>>>

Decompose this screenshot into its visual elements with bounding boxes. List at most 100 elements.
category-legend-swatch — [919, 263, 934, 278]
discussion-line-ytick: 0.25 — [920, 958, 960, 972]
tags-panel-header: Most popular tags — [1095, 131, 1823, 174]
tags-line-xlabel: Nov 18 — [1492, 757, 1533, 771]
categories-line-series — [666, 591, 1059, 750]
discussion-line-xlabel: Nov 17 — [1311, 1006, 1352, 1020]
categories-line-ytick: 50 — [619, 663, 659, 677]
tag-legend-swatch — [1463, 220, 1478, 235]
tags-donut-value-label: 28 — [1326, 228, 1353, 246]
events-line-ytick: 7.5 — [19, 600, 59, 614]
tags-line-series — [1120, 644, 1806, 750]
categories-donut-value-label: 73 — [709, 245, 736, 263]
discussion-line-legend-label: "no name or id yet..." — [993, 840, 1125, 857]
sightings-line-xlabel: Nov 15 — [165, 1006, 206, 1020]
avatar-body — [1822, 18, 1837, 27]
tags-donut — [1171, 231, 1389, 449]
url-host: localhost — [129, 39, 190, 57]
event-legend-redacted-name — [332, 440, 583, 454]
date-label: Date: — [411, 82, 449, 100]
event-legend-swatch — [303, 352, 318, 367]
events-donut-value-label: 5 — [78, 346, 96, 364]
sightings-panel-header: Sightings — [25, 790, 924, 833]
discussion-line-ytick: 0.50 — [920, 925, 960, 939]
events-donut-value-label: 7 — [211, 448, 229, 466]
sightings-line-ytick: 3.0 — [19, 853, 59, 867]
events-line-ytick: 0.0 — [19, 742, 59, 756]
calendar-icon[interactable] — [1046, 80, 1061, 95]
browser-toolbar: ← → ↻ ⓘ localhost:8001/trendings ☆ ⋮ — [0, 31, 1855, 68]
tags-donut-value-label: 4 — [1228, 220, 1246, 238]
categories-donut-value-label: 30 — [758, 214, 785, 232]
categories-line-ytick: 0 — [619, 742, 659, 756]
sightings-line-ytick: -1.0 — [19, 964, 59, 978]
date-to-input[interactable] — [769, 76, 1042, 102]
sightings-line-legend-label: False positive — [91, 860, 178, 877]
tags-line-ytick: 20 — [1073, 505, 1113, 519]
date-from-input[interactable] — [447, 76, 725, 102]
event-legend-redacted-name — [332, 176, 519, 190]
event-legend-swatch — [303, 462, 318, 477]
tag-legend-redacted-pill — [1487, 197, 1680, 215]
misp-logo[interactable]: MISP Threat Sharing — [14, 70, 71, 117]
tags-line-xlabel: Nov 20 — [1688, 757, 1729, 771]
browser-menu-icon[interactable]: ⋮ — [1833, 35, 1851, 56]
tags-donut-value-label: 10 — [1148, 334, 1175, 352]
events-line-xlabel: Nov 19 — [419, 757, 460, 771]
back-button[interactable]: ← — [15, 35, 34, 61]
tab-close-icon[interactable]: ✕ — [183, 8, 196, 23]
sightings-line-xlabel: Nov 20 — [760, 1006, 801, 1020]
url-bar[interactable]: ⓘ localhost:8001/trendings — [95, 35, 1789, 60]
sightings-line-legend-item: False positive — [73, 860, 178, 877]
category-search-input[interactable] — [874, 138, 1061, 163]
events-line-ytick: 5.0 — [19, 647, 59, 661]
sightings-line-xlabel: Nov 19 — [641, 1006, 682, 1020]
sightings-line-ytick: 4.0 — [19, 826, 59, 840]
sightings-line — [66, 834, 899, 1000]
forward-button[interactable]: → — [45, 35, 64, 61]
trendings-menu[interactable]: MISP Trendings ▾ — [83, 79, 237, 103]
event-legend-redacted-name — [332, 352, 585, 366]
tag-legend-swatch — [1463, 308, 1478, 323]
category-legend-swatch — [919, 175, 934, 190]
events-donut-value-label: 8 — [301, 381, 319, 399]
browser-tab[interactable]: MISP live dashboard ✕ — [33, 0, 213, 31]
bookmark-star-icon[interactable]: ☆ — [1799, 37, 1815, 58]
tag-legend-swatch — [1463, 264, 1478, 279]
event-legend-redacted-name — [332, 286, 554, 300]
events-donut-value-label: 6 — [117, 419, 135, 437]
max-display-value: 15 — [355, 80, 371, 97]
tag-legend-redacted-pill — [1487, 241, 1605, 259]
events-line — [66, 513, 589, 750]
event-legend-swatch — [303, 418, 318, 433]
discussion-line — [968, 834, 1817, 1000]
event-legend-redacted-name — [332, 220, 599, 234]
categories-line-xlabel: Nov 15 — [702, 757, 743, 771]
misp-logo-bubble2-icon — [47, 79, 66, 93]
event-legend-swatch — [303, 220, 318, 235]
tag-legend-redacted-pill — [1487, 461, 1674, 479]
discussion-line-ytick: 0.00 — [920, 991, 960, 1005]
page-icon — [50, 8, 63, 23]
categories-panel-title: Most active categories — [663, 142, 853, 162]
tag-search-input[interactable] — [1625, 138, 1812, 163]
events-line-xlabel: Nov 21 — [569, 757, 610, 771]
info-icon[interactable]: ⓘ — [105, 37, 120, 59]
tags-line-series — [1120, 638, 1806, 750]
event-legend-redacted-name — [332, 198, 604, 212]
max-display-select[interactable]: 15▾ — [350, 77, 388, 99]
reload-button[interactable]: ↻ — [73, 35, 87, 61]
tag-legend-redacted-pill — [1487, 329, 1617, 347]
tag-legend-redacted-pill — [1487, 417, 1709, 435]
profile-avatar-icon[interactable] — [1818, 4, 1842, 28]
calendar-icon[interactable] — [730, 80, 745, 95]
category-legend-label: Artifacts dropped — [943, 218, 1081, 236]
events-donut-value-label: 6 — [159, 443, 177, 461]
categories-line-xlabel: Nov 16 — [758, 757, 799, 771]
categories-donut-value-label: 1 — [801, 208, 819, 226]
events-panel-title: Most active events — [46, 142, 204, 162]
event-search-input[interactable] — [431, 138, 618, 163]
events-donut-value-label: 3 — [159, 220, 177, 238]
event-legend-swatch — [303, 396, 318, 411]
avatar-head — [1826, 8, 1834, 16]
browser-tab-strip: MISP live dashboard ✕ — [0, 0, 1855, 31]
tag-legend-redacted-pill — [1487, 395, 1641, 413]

<<<

SHORT EXERCISE. Can you reproduce all of the material above, line for line, with every character unchanged?

ANSWER TO THIS TASK.
Decompose this screenshot into its visual elements with bounding boxes. List at most 100 elements.
category-legend-swatch — [919, 263, 934, 278]
discussion-line-ytick: 0.25 — [920, 958, 960, 972]
tags-panel-header: Most popular tags — [1095, 131, 1823, 174]
tags-line-xlabel: Nov 18 — [1492, 757, 1533, 771]
categories-line-series — [666, 591, 1059, 750]
discussion-line-xlabel: Nov 17 — [1311, 1006, 1352, 1020]
categories-line-ytick: 50 — [619, 663, 659, 677]
tag-legend-swatch — [1463, 220, 1478, 235]
tags-donut-value-label: 28 — [1326, 228, 1353, 246]
events-line-ytick: 7.5 — [19, 600, 59, 614]
tags-line-series — [1120, 644, 1806, 750]
categories-donut-value-label: 73 — [709, 245, 736, 263]
discussion-line-legend-label: "no name or id yet..." — [993, 840, 1125, 857]
sightings-line-xlabel: Nov 15 — [165, 1006, 206, 1020]
avatar-body — [1822, 18, 1837, 27]
tags-donut — [1171, 231, 1389, 449]
url-host: localhost — [129, 39, 190, 57]
event-legend-redacted-name — [332, 440, 583, 454]
date-label: Date: — [411, 82, 449, 100]
event-legend-swatch — [303, 352, 318, 367]
events-donut-value-label: 5 — [78, 346, 96, 364]
sightings-panel-header: Sightings — [25, 790, 924, 833]
discussion-line-ytick: 0.50 — [920, 925, 960, 939]
events-donut-value-label: 7 — [211, 448, 229, 466]
sightings-line-ytick: 3.0 — [19, 853, 59, 867]
events-line-ytick: 0.0 — [19, 742, 59, 756]
calendar-icon[interactable] — [1046, 80, 1061, 95]
browser-toolbar: ← → ↻ ⓘ localhost:8001/trendings ☆ ⋮ — [0, 31, 1855, 68]
tags-donut-value-label: 4 — [1228, 220, 1246, 238]
categories-donut-value-label: 30 — [758, 214, 785, 232]
categories-line-ytick: 0 — [619, 742, 659, 756]
sightings-line-ytick: -1.0 — [19, 964, 59, 978]
date-to-input[interactable] — [769, 76, 1042, 102]
sightings-line-legend-label: False positive — [91, 860, 178, 877]
tags-line-ytick: 20 — [1073, 505, 1113, 519]
date-from-input[interactable] — [447, 76, 725, 102]
event-legend-redacted-name — [332, 176, 519, 190]
event-legend-swatch — [303, 462, 318, 477]
tag-legend-redacted-pill — [1487, 197, 1680, 215]
misp-logo[interactable]: MISP Threat Sharing — [14, 70, 71, 117]
tags-line-xlabel: Nov 20 — [1688, 757, 1729, 771]
browser-menu-icon[interactable]: ⋮ — [1833, 35, 1851, 56]
tags-donut-value-label: 10 — [1148, 334, 1175, 352]
events-line-xlabel: Nov 19 — [419, 757, 460, 771]
back-button[interactable]: ← — [15, 35, 34, 61]
tab-close-icon[interactable]: ✕ — [183, 8, 196, 23]
sightings-line-xlabel: Nov 20 — [760, 1006, 801, 1020]
url-bar[interactable]: ⓘ localhost:8001/trendings — [95, 35, 1789, 60]
sightings-line-legend-item: False positive — [73, 860, 178, 877]
category-search-input[interactable] — [874, 138, 1061, 163]
events-line-ytick: 5.0 — [19, 647, 59, 661]
sightings-line-xlabel: Nov 19 — [641, 1006, 682, 1020]
sightings-line-ytick: 4.0 — [19, 826, 59, 840]
sightings-line — [66, 834, 899, 1000]
forward-button[interactable]: → — [45, 35, 64, 61]
trendings-menu[interactable]: MISP Trendings ▾ — [83, 79, 237, 103]
event-legend-redacted-name — [332, 352, 585, 366]
tag-legend-swatch — [1463, 308, 1478, 323]
category-legend-swatch — [919, 175, 934, 190]
events-donut-value-label: 8 — [301, 381, 319, 399]
browser-tab[interactable]: MISP live dashboard ✕ — [33, 0, 213, 31]
bookmark-star-icon[interactable]: ☆ — [1799, 37, 1815, 58]
tag-legend-swatch — [1463, 264, 1478, 279]
event-legend-redacted-name — [332, 286, 554, 300]
events-donut-value-label: 6 — [117, 419, 135, 437]
max-display-value: 15 — [355, 80, 371, 97]
tag-legend-redacted-pill — [1487, 241, 1605, 259]
events-line — [66, 513, 589, 750]
event-legend-swatch — [303, 418, 318, 433]
discussion-line — [968, 834, 1817, 1000]
event-legend-redacted-name — [332, 220, 599, 234]
categories-line-xlabel: Nov 15 — [702, 757, 743, 771]
misp-logo-bubble2-icon — [47, 79, 66, 93]
event-legend-swatch — [303, 220, 318, 235]
tag-legend-redacted-pill — [1487, 461, 1674, 479]
discussion-line-ytick: 0.00 — [920, 991, 960, 1005]
page-icon — [50, 8, 63, 23]
categories-panel-title: Most active categories — [663, 142, 853, 162]
tag-search-input[interactable] — [1625, 138, 1812, 163]
events-line-xlabel: Nov 21 — [569, 757, 610, 771]
info-icon[interactable]: ⓘ — [105, 37, 120, 59]
tags-line-series — [1120, 638, 1806, 750]
event-legend-redacted-name — [332, 198, 604, 212]
max-display-select[interactable]: 15▾ — [350, 77, 388, 99]
reload-button[interactable]: ↻ — [73, 35, 87, 61]
tag-legend-redacted-pill — [1487, 329, 1617, 347]
tag-legend-redacted-pill — [1487, 417, 1709, 435]
profile-avatar-icon[interactable] — [1818, 4, 1842, 28]
calendar-icon[interactable] — [730, 80, 745, 95]
category-legend-label: Artifacts dropped — [943, 218, 1081, 236]
events-donut-value-label: 6 — [159, 443, 177, 461]
categories-line-xlabel: Nov 16 — [758, 757, 799, 771]
categories-donut-value-label: 1 — [801, 208, 819, 226]
events-panel-title: Most active events — [46, 142, 204, 162]
event-search-input[interactable] — [431, 138, 618, 163]
events-donut-value-label: 3 — [159, 220, 177, 238]
event-legend-swatch — [303, 396, 318, 411]
avatar-head — [1826, 8, 1834, 16]
browser-tab-strip: MISP live dashboard ✕ — [0, 0, 1855, 31]
tag-legend-redacted-pill — [1487, 395, 1641, 413]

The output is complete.